**OBJECTIVE**
All lines holding the string "Flights" are to be shown.

**EXERCISE MATERIAL**
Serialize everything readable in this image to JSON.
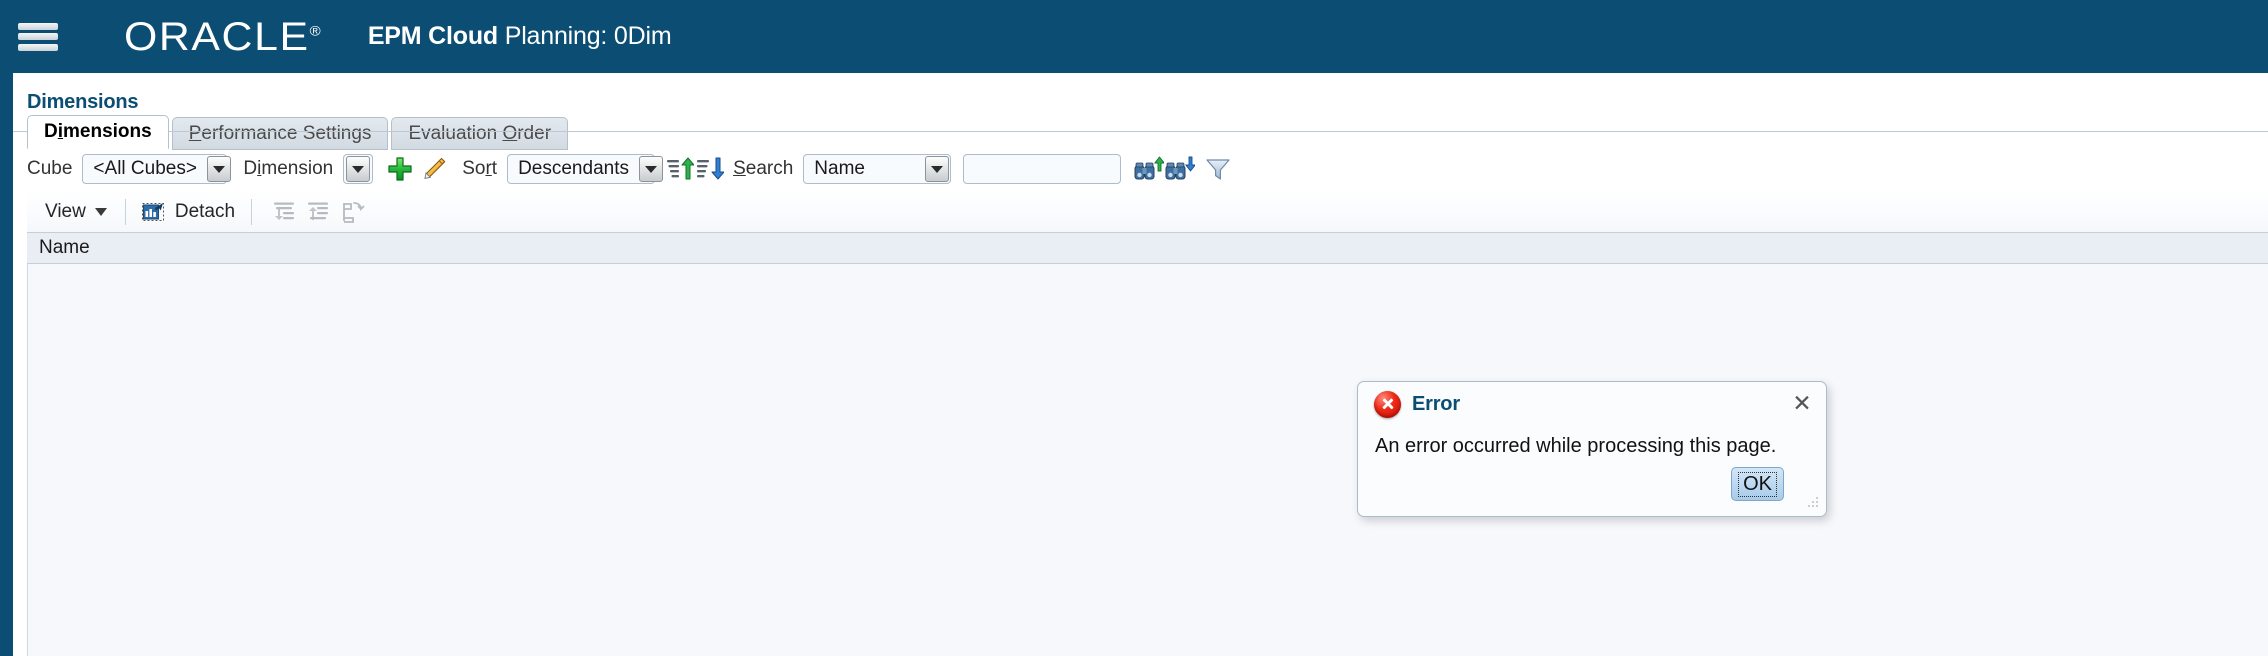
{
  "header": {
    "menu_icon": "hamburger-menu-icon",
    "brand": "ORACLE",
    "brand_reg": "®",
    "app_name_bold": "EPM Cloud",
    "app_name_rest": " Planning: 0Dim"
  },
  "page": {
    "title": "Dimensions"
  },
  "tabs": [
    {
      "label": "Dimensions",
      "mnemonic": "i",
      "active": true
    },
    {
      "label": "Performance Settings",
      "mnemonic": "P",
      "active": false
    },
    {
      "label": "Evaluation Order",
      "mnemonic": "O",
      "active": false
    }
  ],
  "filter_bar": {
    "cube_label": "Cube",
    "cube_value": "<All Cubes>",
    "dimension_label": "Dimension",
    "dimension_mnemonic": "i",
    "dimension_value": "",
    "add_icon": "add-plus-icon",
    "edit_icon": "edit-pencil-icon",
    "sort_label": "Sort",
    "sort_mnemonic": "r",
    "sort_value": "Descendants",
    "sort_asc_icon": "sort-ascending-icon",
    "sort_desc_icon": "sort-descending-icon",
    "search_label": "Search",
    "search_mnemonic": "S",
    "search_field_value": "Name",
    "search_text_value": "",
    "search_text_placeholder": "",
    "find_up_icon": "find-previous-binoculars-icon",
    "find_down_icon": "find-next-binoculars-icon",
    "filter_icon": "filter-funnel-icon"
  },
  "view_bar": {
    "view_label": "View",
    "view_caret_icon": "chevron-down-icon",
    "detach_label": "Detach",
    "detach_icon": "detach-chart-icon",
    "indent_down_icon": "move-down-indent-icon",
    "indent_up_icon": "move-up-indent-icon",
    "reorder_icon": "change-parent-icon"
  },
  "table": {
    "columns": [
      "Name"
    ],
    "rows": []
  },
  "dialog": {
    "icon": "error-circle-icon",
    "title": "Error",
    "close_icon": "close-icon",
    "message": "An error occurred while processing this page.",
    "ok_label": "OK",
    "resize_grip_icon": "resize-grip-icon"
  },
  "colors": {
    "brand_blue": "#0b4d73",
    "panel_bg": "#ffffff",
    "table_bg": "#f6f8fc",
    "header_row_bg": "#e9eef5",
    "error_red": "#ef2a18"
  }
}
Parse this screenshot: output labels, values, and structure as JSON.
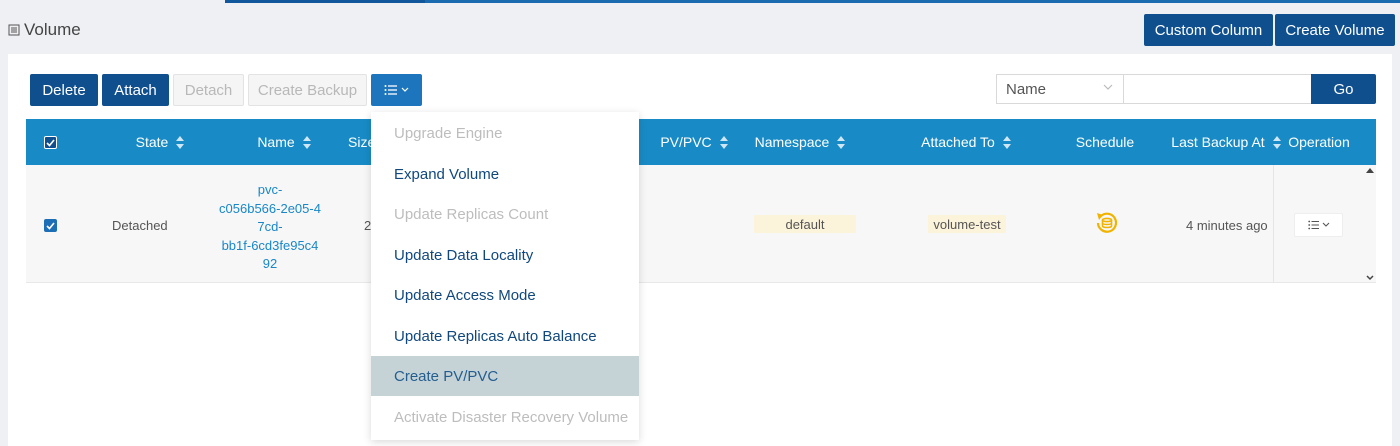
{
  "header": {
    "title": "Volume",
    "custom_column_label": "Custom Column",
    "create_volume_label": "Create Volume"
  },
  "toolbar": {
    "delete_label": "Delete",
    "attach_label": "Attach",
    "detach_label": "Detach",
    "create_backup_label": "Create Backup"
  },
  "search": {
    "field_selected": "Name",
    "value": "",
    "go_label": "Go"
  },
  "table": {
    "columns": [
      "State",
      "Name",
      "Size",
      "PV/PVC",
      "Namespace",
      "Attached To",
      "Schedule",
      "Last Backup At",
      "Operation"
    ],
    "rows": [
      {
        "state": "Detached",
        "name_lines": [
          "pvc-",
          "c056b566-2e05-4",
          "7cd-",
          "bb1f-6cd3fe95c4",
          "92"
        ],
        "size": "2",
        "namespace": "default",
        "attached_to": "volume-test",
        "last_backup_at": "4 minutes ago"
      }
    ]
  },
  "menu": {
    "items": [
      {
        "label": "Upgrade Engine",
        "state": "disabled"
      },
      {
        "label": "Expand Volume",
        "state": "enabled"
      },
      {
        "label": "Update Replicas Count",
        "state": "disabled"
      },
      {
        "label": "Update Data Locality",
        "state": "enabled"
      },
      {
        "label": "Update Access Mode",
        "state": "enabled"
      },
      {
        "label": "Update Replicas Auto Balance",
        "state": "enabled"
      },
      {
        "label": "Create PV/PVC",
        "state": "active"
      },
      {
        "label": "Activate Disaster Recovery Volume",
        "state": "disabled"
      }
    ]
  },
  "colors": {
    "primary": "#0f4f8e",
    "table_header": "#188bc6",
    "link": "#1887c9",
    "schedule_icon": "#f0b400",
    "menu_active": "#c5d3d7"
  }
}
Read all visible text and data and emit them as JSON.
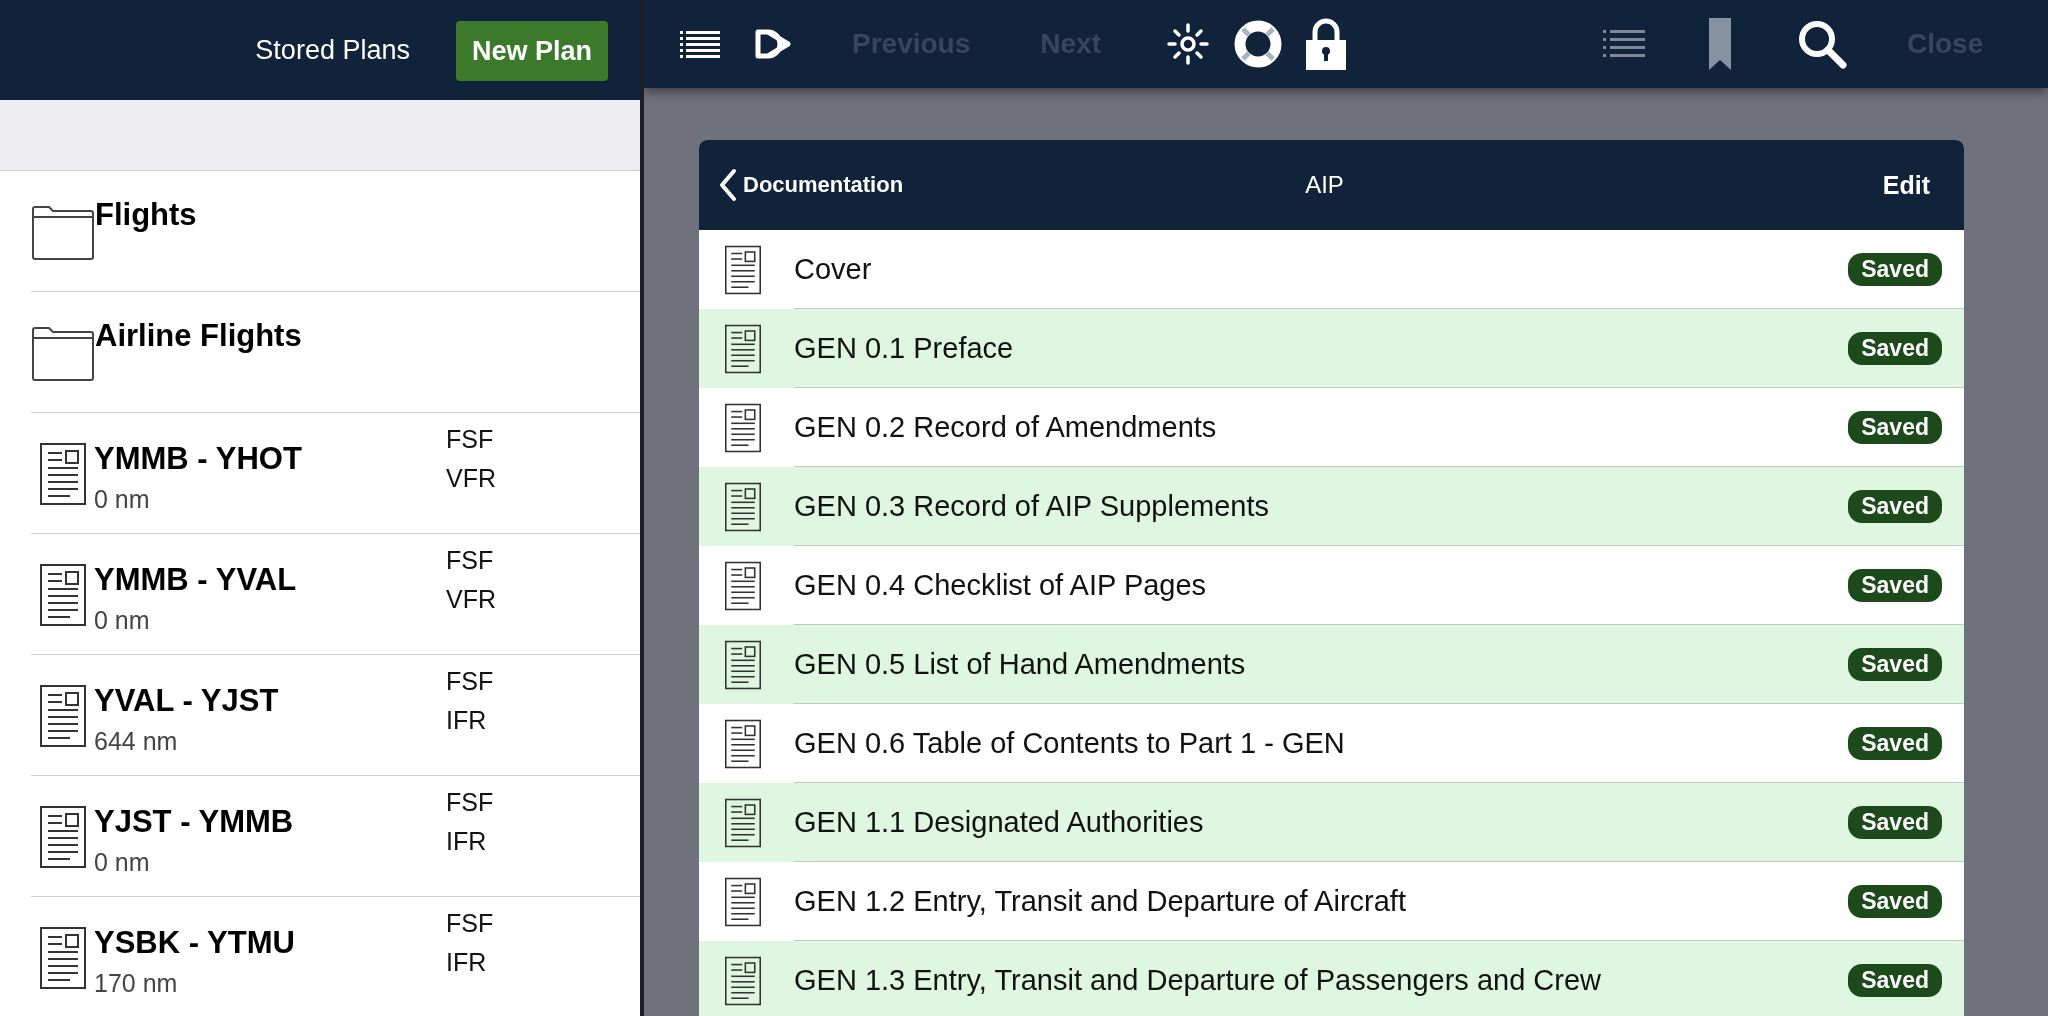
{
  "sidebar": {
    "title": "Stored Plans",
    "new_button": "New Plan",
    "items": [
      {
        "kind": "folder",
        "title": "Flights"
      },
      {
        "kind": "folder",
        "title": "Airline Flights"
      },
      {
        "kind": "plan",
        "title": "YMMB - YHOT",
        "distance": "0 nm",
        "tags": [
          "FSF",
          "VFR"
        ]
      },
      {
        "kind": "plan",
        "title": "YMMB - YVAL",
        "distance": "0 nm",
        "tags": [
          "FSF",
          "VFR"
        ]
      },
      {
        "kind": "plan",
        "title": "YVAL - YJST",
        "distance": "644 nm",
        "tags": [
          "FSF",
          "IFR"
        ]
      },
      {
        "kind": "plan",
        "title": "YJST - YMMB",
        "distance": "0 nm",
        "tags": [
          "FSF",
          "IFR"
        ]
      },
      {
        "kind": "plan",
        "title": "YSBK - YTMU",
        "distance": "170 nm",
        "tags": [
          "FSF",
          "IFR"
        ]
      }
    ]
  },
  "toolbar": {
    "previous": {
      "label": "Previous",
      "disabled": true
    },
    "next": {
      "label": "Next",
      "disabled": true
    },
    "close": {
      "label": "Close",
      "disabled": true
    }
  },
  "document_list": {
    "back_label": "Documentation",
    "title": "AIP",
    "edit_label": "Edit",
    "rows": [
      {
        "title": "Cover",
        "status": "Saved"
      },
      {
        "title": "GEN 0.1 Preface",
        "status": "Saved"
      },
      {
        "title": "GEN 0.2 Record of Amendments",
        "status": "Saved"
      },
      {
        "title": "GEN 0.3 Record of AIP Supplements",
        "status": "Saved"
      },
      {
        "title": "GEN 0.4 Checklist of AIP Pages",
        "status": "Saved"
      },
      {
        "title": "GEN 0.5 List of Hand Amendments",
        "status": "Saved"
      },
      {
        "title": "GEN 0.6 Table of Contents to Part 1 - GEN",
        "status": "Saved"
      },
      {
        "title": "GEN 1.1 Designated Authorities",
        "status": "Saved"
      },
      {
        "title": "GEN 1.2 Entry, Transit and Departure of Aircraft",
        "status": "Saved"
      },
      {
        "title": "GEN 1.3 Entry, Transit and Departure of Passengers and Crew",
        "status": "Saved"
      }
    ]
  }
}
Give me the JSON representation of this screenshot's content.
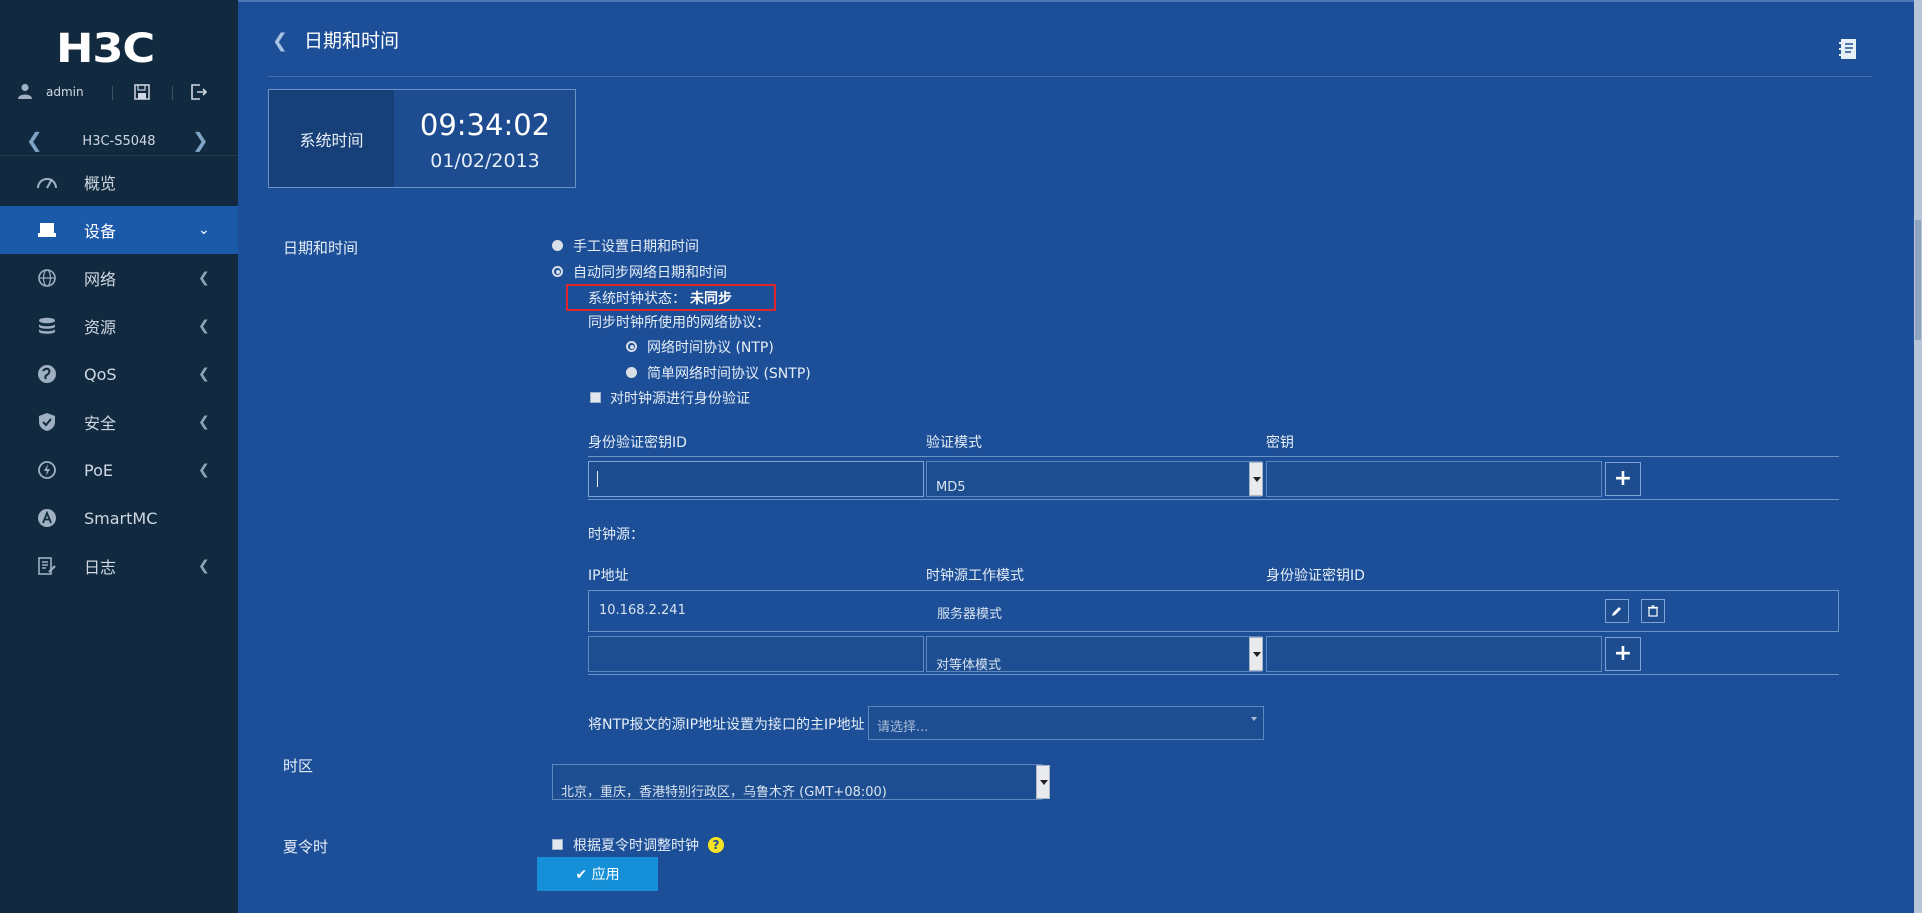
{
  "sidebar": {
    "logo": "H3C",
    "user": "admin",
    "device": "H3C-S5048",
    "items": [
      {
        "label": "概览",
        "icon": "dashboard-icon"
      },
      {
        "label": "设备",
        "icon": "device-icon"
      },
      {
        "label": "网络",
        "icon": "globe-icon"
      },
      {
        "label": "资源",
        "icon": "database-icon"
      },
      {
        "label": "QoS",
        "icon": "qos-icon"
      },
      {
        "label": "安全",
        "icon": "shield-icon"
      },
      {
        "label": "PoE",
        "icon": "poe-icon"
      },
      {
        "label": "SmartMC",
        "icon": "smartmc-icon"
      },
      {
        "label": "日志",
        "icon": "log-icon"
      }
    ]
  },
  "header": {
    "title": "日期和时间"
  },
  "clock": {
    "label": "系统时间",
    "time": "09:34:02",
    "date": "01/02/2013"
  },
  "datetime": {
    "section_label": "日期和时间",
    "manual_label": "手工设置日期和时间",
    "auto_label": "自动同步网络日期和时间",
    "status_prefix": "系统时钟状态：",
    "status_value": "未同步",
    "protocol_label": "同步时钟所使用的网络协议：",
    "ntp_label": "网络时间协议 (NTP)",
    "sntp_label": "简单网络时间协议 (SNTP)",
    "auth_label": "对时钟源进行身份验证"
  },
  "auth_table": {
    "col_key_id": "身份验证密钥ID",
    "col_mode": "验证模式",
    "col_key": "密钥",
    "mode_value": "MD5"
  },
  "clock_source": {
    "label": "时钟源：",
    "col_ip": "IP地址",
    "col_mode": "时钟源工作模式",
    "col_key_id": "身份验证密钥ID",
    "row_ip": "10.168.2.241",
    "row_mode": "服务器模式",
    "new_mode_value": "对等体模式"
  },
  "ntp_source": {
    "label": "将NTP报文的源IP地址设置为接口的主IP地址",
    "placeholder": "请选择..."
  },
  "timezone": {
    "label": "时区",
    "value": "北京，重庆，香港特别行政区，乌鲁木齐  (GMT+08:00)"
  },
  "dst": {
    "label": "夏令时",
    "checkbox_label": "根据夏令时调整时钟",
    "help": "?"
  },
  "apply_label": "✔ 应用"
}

**THE RESULT**
        "title": "Flights"
        "title": "Airline Flights"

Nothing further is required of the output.